Instruction -
Only the run of lines from the one containing "OCR this image." through the last line should be returned, exactly as written.

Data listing
------------------------------
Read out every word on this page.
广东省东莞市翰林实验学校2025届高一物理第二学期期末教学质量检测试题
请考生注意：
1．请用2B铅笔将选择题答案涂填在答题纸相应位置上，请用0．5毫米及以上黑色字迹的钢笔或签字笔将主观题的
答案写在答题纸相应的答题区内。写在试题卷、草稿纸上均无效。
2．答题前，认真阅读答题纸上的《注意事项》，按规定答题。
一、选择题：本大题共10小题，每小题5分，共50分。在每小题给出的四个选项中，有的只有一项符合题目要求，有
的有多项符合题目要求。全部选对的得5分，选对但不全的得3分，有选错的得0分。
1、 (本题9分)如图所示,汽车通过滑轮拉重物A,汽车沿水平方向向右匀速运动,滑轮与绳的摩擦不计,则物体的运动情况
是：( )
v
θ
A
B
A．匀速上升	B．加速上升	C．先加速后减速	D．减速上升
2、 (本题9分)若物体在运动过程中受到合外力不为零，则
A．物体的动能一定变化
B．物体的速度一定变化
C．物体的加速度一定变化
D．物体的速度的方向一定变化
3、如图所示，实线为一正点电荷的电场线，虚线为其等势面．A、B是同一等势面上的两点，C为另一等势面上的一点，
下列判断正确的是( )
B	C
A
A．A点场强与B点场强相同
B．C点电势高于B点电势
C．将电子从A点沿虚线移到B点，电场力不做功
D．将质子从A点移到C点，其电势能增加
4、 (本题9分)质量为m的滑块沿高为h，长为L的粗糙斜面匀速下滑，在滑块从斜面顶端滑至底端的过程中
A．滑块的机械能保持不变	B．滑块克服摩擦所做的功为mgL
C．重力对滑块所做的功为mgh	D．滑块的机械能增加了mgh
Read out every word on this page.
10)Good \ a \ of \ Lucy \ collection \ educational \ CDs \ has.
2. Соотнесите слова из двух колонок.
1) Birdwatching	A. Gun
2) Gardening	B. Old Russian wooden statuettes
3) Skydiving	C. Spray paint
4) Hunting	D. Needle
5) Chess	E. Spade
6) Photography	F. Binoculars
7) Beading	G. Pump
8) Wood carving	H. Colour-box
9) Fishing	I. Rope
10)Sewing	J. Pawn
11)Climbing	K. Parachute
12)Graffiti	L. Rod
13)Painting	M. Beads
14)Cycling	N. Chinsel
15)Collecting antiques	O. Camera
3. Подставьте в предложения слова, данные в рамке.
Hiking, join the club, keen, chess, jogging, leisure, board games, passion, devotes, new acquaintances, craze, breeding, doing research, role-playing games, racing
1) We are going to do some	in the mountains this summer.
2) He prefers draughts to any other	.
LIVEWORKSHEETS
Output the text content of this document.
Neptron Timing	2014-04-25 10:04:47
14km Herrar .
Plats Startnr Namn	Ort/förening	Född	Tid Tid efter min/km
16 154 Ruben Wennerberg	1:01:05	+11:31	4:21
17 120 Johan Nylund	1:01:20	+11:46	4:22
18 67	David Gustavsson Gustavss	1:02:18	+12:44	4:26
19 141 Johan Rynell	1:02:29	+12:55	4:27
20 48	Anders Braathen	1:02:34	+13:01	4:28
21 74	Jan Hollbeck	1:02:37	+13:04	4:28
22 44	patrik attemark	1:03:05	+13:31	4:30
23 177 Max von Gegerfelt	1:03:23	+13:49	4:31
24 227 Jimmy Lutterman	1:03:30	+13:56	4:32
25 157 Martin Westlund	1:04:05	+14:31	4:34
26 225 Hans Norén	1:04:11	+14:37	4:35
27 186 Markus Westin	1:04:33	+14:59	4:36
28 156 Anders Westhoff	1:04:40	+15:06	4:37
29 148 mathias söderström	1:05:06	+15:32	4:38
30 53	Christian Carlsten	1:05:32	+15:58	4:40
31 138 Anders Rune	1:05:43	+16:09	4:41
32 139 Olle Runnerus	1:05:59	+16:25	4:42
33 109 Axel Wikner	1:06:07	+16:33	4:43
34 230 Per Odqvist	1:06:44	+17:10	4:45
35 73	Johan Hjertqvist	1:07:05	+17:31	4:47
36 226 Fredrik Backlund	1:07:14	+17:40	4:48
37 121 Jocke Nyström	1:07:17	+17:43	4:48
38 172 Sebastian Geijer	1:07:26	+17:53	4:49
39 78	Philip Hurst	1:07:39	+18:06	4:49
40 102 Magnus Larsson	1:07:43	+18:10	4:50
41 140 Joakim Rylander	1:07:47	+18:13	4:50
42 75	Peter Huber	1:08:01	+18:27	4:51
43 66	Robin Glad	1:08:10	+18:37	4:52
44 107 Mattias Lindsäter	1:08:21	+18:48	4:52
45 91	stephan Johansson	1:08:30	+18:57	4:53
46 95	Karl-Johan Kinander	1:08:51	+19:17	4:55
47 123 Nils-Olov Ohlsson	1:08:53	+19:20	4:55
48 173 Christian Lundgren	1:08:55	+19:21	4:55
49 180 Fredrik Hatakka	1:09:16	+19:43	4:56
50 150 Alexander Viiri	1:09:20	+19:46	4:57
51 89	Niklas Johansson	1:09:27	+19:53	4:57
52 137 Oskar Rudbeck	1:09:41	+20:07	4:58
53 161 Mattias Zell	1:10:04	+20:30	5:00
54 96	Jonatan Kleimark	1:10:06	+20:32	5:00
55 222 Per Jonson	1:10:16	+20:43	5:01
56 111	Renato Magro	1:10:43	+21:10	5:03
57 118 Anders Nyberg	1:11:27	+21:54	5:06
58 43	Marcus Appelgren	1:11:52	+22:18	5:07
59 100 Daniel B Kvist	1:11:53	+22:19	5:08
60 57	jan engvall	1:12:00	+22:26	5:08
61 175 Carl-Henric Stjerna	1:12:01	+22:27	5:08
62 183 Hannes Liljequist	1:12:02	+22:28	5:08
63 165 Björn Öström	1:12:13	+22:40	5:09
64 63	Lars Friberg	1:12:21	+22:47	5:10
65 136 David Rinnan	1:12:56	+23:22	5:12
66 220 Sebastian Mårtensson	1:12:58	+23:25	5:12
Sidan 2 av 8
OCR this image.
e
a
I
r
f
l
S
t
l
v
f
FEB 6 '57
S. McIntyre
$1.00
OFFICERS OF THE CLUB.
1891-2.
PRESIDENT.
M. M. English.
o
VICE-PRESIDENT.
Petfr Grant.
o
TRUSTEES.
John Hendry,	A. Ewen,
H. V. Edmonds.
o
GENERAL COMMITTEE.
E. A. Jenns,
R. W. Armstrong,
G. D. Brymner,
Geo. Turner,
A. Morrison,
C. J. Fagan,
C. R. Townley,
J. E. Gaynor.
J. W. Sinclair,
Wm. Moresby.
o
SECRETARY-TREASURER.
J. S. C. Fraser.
------------------------------
Response to this task -
OCR this image.
e
a
I
r
f
l
S
t
l
v
f
FEB 6 '57
S. McIntyre
$1.00
OFFICERS OF THE CLUB.
1891-2.
PRESIDENT.
M. M. English.
o
VICE-PRESIDENT.
Petfr Grant.
o
TRUSTEES.
John Hendry,	A. Ewen,
H. V. Edmonds.
o
GENERAL COMMITTEE.
E. A. Jenns,
R. W. Armstrong,
G. D. Brymner,
Geo. Turner,
A. Morrison,
C. J. Fagan,
C. R. Townley,
J. E. Gaynor.
J. W. Sinclair,
Wm. Moresby.
o
SECRETARY-TREASURER.
J. S. C. Fraser.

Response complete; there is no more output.